Saved data entries
*****
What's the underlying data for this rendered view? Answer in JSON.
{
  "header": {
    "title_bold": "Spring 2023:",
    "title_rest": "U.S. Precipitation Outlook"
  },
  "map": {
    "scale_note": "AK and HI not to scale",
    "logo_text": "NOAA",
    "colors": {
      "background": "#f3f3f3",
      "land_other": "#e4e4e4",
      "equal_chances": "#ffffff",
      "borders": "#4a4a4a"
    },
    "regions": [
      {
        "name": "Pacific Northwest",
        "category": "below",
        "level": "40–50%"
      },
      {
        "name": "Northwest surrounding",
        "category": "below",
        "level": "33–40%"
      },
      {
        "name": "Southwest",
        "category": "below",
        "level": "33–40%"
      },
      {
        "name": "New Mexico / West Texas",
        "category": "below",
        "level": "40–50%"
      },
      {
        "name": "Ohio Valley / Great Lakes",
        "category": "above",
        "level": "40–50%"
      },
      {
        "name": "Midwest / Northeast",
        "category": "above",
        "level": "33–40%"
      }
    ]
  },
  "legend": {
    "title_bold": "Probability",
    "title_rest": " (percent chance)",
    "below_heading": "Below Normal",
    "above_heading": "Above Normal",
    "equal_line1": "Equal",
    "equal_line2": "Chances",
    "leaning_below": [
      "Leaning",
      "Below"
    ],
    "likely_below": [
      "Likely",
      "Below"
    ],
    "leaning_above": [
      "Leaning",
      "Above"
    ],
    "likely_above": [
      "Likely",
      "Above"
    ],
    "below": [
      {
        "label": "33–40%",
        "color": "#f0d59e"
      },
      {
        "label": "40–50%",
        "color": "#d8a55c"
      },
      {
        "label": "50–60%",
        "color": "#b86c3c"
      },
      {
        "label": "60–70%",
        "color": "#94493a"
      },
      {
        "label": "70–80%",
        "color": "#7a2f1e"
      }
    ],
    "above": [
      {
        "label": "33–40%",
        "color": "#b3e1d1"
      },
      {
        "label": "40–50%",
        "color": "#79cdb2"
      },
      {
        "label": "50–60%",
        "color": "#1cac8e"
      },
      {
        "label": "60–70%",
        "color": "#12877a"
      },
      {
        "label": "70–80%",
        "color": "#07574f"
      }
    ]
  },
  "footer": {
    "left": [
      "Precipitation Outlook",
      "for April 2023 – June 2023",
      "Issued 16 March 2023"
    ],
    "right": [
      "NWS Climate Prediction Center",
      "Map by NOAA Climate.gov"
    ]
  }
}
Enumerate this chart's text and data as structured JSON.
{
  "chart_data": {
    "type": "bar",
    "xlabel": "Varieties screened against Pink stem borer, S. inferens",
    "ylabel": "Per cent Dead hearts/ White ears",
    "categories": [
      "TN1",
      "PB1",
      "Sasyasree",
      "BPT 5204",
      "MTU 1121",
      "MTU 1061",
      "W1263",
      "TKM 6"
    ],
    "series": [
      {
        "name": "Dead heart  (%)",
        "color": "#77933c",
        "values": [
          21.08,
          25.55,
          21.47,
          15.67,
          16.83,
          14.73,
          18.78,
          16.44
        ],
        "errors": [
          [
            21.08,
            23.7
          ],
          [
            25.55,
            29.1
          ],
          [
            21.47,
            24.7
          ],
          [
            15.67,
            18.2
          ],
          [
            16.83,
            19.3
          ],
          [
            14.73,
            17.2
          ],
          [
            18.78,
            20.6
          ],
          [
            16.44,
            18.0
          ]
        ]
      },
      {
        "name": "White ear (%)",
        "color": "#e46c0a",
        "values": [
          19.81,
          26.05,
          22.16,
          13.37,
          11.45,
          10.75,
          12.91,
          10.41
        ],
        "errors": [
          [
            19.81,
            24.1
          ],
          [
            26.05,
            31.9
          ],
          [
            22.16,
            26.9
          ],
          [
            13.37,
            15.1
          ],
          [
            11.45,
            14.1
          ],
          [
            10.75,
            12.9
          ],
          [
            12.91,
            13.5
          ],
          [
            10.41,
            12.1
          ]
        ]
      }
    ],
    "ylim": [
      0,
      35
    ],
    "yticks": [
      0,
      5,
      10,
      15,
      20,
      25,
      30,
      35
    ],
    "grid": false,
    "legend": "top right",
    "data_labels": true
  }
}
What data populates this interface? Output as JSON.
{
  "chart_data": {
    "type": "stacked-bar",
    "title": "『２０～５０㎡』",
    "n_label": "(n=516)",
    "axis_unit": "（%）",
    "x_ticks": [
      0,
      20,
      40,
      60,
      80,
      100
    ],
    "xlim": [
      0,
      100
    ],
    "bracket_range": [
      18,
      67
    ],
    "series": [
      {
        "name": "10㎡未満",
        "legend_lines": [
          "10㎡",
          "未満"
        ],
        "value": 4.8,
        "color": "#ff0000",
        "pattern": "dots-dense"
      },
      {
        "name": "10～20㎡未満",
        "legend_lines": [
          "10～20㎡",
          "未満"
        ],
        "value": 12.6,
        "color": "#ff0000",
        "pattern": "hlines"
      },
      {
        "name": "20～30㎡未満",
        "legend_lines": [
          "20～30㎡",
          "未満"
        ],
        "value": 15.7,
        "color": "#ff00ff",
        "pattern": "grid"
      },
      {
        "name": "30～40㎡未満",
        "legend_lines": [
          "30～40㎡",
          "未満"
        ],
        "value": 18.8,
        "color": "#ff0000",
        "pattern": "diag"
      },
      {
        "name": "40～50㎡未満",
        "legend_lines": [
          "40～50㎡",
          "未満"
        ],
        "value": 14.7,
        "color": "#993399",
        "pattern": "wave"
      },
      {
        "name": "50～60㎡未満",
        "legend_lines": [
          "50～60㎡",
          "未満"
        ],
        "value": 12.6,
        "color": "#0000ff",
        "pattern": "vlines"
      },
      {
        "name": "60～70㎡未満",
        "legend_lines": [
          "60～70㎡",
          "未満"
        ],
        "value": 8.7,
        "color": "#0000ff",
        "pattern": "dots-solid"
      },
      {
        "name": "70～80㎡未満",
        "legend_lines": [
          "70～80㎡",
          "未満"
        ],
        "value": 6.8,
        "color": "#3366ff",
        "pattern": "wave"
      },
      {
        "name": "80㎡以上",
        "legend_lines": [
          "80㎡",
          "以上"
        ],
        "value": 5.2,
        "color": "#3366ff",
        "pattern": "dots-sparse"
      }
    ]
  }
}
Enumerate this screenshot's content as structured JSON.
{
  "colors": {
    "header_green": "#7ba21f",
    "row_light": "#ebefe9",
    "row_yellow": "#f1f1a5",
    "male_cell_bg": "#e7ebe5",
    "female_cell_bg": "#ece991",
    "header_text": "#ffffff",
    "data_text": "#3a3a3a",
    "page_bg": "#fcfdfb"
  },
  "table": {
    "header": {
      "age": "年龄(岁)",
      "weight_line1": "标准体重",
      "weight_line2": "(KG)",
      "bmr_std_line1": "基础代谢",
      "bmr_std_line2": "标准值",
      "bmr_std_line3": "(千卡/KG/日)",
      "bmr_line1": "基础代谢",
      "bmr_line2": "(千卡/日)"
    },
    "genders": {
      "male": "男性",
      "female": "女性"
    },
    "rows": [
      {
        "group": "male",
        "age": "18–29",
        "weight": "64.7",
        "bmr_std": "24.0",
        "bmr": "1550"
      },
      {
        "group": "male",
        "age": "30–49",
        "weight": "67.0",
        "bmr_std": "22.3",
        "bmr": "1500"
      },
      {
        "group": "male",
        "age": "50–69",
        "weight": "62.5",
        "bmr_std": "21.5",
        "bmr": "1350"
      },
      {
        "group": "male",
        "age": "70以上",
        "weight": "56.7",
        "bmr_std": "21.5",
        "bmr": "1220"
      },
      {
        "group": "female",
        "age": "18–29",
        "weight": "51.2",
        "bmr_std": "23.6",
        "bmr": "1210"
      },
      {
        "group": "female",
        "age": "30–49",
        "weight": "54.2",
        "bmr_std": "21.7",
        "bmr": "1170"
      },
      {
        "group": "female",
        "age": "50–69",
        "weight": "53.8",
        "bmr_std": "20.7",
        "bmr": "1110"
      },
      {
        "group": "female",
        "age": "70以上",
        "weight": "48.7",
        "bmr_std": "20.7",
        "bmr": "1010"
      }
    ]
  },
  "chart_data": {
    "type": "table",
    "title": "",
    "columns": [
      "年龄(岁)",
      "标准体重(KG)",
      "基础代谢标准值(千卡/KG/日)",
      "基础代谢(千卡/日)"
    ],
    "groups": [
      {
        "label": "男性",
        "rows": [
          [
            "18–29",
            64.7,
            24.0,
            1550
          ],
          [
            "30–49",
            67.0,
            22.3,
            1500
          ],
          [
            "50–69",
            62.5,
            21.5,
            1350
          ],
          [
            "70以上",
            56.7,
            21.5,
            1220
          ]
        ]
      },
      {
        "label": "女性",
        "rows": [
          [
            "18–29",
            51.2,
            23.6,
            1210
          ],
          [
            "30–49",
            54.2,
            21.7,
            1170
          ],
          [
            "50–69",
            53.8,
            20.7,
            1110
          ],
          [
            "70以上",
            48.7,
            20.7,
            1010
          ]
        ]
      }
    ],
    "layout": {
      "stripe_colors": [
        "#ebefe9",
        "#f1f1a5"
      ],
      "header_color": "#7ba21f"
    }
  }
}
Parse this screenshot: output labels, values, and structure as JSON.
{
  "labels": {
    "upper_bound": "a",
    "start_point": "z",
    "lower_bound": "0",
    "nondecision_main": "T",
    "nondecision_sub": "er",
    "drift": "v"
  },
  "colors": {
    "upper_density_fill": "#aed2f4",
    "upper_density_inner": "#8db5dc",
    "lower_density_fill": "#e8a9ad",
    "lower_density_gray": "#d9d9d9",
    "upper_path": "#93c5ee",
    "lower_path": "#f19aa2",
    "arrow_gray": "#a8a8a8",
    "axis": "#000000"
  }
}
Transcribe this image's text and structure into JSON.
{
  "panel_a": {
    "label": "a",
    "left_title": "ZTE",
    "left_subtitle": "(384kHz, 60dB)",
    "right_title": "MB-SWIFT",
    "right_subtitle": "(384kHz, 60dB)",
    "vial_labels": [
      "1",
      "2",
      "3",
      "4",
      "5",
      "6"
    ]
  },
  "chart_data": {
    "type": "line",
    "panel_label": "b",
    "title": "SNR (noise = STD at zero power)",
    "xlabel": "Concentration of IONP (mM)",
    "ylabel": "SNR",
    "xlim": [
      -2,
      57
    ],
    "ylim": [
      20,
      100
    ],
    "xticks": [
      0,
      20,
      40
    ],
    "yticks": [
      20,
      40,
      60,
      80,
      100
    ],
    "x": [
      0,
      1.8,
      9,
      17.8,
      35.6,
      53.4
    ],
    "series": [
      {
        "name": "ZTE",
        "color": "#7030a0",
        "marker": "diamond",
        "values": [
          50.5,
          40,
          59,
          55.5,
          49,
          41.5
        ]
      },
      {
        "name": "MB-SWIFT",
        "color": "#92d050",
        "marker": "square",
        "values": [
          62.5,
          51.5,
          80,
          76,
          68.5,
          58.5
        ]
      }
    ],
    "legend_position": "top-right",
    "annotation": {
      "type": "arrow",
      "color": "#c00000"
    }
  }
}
*****
## [PROMPT]
From the data above, gather every line that includes the word "White".

## [RIGHT ANSWER]
    "ylabel": "Per cent Dead hearts/ White ears",
        "name": "White ear (%)",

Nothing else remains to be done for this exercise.